** START OF GIVEN DATA **

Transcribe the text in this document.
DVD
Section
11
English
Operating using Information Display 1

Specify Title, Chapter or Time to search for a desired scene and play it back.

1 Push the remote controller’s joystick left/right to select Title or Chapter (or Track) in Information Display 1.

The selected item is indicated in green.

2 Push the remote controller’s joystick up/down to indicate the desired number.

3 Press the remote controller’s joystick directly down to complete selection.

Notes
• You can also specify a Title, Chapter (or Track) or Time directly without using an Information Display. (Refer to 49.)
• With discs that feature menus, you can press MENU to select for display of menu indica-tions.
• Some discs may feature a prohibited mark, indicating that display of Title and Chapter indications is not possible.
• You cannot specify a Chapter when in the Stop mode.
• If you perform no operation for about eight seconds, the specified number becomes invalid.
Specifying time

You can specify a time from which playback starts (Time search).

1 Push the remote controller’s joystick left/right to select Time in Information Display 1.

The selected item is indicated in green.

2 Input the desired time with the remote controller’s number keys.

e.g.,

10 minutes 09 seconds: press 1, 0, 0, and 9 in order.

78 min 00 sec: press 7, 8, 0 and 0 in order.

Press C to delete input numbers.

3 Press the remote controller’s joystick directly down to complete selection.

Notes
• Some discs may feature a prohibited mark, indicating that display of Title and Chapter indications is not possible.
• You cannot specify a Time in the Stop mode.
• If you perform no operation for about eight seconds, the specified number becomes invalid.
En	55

** END OF GIVEN DATA **
** START OF GIVEN DATA **

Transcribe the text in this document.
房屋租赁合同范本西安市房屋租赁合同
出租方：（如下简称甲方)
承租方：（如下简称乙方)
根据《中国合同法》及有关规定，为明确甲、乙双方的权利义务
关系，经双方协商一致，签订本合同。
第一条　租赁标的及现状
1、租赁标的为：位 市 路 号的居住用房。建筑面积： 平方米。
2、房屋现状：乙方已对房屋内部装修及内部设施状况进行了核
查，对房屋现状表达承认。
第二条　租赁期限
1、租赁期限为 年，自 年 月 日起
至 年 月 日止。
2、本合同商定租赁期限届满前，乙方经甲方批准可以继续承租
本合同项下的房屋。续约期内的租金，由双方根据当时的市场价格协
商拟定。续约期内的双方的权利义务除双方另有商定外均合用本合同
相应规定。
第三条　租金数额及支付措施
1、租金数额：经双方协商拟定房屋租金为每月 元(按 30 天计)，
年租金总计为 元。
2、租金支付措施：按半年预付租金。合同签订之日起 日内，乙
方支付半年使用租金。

** END OF GIVEN DATA **

▶ _TO BE DONE_: Determine the number of lines in the entries above where the string "search" appears. Answer with the number alone.

▶ _RESPONSE_: 2